↓

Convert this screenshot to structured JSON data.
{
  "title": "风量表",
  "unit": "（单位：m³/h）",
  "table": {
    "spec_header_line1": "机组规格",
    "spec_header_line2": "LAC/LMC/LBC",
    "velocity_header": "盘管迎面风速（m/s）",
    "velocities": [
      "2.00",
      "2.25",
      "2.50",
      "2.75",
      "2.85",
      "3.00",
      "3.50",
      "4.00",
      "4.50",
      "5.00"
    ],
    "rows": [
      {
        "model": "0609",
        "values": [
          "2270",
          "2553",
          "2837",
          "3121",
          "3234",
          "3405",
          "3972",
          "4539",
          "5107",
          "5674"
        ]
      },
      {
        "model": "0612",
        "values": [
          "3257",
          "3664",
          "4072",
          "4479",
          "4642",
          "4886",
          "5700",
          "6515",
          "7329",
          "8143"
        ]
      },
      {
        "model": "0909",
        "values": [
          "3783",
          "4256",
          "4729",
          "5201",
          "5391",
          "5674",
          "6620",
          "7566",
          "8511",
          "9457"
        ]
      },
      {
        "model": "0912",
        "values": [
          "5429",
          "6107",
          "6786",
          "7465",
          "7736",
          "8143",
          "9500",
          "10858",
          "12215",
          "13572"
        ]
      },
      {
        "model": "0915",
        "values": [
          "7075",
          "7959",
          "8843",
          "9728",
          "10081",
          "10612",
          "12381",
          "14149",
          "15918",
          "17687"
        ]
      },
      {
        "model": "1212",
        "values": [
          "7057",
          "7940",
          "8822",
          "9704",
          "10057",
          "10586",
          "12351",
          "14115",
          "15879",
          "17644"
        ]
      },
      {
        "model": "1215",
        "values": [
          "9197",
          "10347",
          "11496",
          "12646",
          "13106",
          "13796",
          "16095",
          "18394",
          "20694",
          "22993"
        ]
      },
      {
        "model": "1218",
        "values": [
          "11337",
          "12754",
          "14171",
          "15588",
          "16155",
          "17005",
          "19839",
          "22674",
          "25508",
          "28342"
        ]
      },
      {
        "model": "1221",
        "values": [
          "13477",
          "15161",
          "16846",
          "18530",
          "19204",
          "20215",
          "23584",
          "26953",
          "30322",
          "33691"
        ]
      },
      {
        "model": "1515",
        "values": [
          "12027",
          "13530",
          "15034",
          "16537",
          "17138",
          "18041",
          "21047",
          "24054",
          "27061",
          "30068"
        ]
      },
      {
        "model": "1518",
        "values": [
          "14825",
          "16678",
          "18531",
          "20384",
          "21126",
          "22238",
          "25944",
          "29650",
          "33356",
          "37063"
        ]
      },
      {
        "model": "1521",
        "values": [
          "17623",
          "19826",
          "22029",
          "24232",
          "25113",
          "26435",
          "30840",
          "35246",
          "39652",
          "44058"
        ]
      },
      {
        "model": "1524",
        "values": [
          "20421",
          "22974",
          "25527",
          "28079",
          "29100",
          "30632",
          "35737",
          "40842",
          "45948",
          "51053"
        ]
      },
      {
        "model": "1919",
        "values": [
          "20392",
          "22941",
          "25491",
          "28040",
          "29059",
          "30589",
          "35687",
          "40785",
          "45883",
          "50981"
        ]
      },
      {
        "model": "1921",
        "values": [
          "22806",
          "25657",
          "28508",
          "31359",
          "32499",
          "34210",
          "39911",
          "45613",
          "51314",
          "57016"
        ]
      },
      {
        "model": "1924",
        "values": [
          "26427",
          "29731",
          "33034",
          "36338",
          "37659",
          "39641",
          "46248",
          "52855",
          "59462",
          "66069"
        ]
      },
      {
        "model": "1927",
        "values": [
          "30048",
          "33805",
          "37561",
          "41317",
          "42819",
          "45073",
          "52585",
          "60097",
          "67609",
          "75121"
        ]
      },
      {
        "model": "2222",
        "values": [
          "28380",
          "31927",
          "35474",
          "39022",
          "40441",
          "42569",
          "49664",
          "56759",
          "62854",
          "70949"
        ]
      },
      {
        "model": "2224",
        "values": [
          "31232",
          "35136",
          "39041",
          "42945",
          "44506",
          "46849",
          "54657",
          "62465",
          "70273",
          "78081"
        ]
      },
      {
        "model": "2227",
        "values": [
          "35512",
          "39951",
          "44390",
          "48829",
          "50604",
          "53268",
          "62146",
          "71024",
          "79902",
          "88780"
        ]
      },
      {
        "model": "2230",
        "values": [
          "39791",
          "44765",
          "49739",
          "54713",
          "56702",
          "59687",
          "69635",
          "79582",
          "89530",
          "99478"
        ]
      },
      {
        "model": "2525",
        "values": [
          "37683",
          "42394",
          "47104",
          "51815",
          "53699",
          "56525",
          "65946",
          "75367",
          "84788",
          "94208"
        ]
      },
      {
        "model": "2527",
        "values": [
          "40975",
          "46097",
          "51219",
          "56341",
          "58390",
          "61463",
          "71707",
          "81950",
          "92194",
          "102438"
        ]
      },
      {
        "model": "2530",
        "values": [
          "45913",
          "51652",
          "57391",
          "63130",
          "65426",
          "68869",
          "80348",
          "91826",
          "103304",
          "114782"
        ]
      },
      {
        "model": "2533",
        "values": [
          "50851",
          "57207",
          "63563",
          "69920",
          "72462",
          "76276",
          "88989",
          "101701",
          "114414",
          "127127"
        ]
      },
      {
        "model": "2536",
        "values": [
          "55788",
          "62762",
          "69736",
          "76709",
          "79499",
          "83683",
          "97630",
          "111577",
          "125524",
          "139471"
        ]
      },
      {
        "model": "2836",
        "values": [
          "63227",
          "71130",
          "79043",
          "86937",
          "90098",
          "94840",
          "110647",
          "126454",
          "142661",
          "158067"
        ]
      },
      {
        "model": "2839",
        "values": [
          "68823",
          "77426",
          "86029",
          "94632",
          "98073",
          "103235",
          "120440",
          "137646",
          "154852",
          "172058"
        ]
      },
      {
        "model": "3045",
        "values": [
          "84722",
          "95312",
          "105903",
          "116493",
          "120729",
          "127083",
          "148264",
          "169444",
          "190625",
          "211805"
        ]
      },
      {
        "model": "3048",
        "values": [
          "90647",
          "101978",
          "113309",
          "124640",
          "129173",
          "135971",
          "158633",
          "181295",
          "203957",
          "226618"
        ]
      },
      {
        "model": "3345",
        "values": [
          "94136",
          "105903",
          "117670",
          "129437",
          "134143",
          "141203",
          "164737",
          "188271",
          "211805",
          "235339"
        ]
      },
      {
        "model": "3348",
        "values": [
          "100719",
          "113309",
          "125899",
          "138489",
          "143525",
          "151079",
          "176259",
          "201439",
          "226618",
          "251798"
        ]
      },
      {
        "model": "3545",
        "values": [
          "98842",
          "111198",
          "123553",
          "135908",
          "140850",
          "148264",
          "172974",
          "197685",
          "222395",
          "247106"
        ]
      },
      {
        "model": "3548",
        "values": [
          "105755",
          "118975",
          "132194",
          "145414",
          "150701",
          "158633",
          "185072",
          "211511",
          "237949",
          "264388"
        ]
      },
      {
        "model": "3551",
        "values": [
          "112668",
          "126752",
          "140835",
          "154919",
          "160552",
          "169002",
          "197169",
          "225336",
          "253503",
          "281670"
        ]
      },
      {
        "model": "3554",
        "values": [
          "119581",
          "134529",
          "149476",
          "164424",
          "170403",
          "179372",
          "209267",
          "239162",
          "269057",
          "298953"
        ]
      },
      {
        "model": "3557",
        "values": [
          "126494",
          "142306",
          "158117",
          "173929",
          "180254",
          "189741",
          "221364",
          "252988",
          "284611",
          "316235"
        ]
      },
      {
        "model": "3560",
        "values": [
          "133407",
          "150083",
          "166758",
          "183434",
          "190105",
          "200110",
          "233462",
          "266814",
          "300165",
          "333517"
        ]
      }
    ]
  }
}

↑

## Prompt
Copy each line of the data above without altering a single character.

## Task response
Convert this screenshot to structured JSON data.
{
  "title": "风量表",
  "unit": "（单位：m³/h）",
  "table": {
    "spec_header_line1": "机组规格",
    "spec_header_line2": "LAC/LMC/LBC",
    "velocity_header": "盘管迎面风速（m/s）",
    "velocities": [
      "2.00",
      "2.25",
      "2.50",
      "2.75",
      "2.85",
      "3.00",
      "3.50",
      "4.00",
      "4.50",
      "5.00"
    ],
    "rows": [
      {
        "model": "0609",
        "values": [
          "2270",
          "2553",
          "2837",
          "3121",
          "3234",
          "3405",
          "3972",
          "4539",
          "5107",
          "5674"
        ]
      },
      {
        "model": "0612",
        "values": [
          "3257",
          "3664",
          "4072",
          "4479",
          "4642",
          "4886",
          "5700",
          "6515",
          "7329",
          "8143"
        ]
      },
      {
        "model": "0909",
        "values": [
          "3783",
          "4256",
          "4729",
          "5201",
          "5391",
          "5674",
          "6620",
          "7566",
          "8511",
          "9457"
        ]
      },
      {
        "model": "0912",
        "values": [
          "5429",
          "6107",
          "6786",
          "7465",
          "7736",
          "8143",
          "9500",
          "10858",
          "12215",
          "13572"
        ]
      },
      {
        "model": "0915",
        "values": [
          "7075",
          "7959",
          "8843",
          "9728",
          "10081",
          "10612",
          "12381",
          "14149",
          "15918",
          "17687"
        ]
      },
      {
        "model": "1212",
        "values": [
          "7057",
          "7940",
          "8822",
          "9704",
          "10057",
          "10586",
          "12351",
          "14115",
          "15879",
          "17644"
        ]
      },
      {
        "model": "1215",
        "values": [
          "9197",
          "10347",
          "11496",
          "12646",
          "13106",
          "13796",
          "16095",
          "18394",
          "20694",
          "22993"
        ]
      },
      {
        "model": "1218",
        "values": [
          "11337",
          "12754",
          "14171",
          "15588",
          "16155",
          "17005",
          "19839",
          "22674",
          "25508",
          "28342"
        ]
      },
      {
        "model": "1221",
        "values": [
          "13477",
          "15161",
          "16846",
          "18530",
          "19204",
          "20215",
          "23584",
          "26953",
          "30322",
          "33691"
        ]
      },
      {
        "model": "1515",
        "values": [
          "12027",
          "13530",
          "15034",
          "16537",
          "17138",
          "18041",
          "21047",
          "24054",
          "27061",
          "30068"
        ]
      },
      {
        "model": "1518",
        "values": [
          "14825",
          "16678",
          "18531",
          "20384",
          "21126",
          "22238",
          "25944",
          "29650",
          "33356",
          "37063"
        ]
      },
      {
        "model": "1521",
        "values": [
          "17623",
          "19826",
          "22029",
          "24232",
          "25113",
          "26435",
          "30840",
          "35246",
          "39652",
          "44058"
        ]
      },
      {
        "model": "1524",
        "values": [
          "20421",
          "22974",
          "25527",
          "28079",
          "29100",
          "30632",
          "35737",
          "40842",
          "45948",
          "51053"
        ]
      },
      {
        "model": "1919",
        "values": [
          "20392",
          "22941",
          "25491",
          "28040",
          "29059",
          "30589",
          "35687",
          "40785",
          "45883",
          "50981"
        ]
      },
      {
        "model": "1921",
        "values": [
          "22806",
          "25657",
          "28508",
          "31359",
          "32499",
          "34210",
          "39911",
          "45613",
          "51314",
          "57016"
        ]
      },
      {
        "model": "1924",
        "values": [
          "26427",
          "29731",
          "33034",
          "36338",
          "37659",
          "39641",
          "46248",
          "52855",
          "59462",
          "66069"
        ]
      },
      {
        "model": "1927",
        "values": [
          "30048",
          "33805",
          "37561",
          "41317",
          "42819",
          "45073",
          "52585",
          "60097",
          "67609",
          "75121"
        ]
      },
      {
        "model": "2222",
        "values": [
          "28380",
          "31927",
          "35474",
          "39022",
          "40441",
          "42569",
          "49664",
          "56759",
          "62854",
          "70949"
        ]
      },
      {
        "model": "2224",
        "values": [
          "31232",
          "35136",
          "39041",
          "42945",
          "44506",
          "46849",
          "54657",
          "62465",
          "70273",
          "78081"
        ]
      },
      {
        "model": "2227",
        "values": [
          "35512",
          "39951",
          "44390",
          "48829",
          "50604",
          "53268",
          "62146",
          "71024",
          "79902",
          "88780"
        ]
      },
      {
        "model": "2230",
        "values": [
          "39791",
          "44765",
          "49739",
          "54713",
          "56702",
          "59687",
          "69635",
          "79582",
          "89530",
          "99478"
        ]
      },
      {
        "model": "2525",
        "values": [
          "37683",
          "42394",
          "47104",
          "51815",
          "53699",
          "56525",
          "65946",
          "75367",
          "84788",
          "94208"
        ]
      },
      {
        "model": "2527",
        "values": [
          "40975",
          "46097",
          "51219",
          "56341",
          "58390",
          "61463",
          "71707",
          "81950",
          "92194",
          "102438"
        ]
      },
      {
        "model": "2530",
        "values": [
          "45913",
          "51652",
          "57391",
          "63130",
          "65426",
          "68869",
          "80348",
          "91826",
          "103304",
          "114782"
        ]
      },
      {
        "model": "2533",
        "values": [
          "50851",
          "57207",
          "63563",
          "69920",
          "72462",
          "76276",
          "88989",
          "101701",
          "114414",
          "127127"
        ]
      },
      {
        "model": "2536",
        "values": [
          "55788",
          "62762",
          "69736",
          "76709",
          "79499",
          "83683",
          "97630",
          "111577",
          "125524",
          "139471"
        ]
      },
      {
        "model": "2836",
        "values": [
          "63227",
          "71130",
          "79043",
          "86937",
          "90098",
          "94840",
          "110647",
          "126454",
          "142661",
          "158067"
        ]
      },
      {
        "model": "2839",
        "values": [
          "68823",
          "77426",
          "86029",
          "94632",
          "98073",
          "103235",
          "120440",
          "137646",
          "154852",
          "172058"
        ]
      },
      {
        "model": "3045",
        "values": [
          "84722",
          "95312",
          "105903",
          "116493",
          "120729",
          "127083",
          "148264",
          "169444",
          "190625",
          "211805"
        ]
      },
      {
        "model": "3048",
        "values": [
          "90647",
          "101978",
          "113309",
          "124640",
          "129173",
          "135971",
          "158633",
          "181295",
          "203957",
          "226618"
        ]
      },
      {
        "model": "3345",
        "values": [
          "94136",
          "105903",
          "117670",
          "129437",
          "134143",
          "141203",
          "164737",
          "188271",
          "211805",
          "235339"
        ]
      },
      {
        "model": "3348",
        "values": [
          "100719",
          "113309",
          "125899",
          "138489",
          "143525",
          "151079",
          "176259",
          "201439",
          "226618",
          "251798"
        ]
      },
      {
        "model": "3545",
        "values": [
          "98842",
          "111198",
          "123553",
          "135908",
          "140850",
          "148264",
          "172974",
          "197685",
          "222395",
          "247106"
        ]
      },
      {
        "model": "3548",
        "values": [
          "105755",
          "118975",
          "132194",
          "145414",
          "150701",
          "158633",
          "185072",
          "211511",
          "237949",
          "264388"
        ]
      },
      {
        "model": "3551",
        "values": [
          "112668",
          "126752",
          "140835",
          "154919",
          "160552",
          "169002",
          "197169",
          "225336",
          "253503",
          "281670"
        ]
      },
      {
        "model": "3554",
        "values": [
          "119581",
          "134529",
          "149476",
          "164424",
          "170403",
          "179372",
          "209267",
          "239162",
          "269057",
          "298953"
        ]
      },
      {
        "model": "3557",
        "values": [
          "126494",
          "142306",
          "158117",
          "173929",
          "180254",
          "189741",
          "221364",
          "252988",
          "284611",
          "316235"
        ]
      },
      {
        "model": "3560",
        "values": [
          "133407",
          "150083",
          "166758",
          "183434",
          "190105",
          "200110",
          "233462",
          "266814",
          "300165",
          "333517"
        ]
      }
    ]
  }
}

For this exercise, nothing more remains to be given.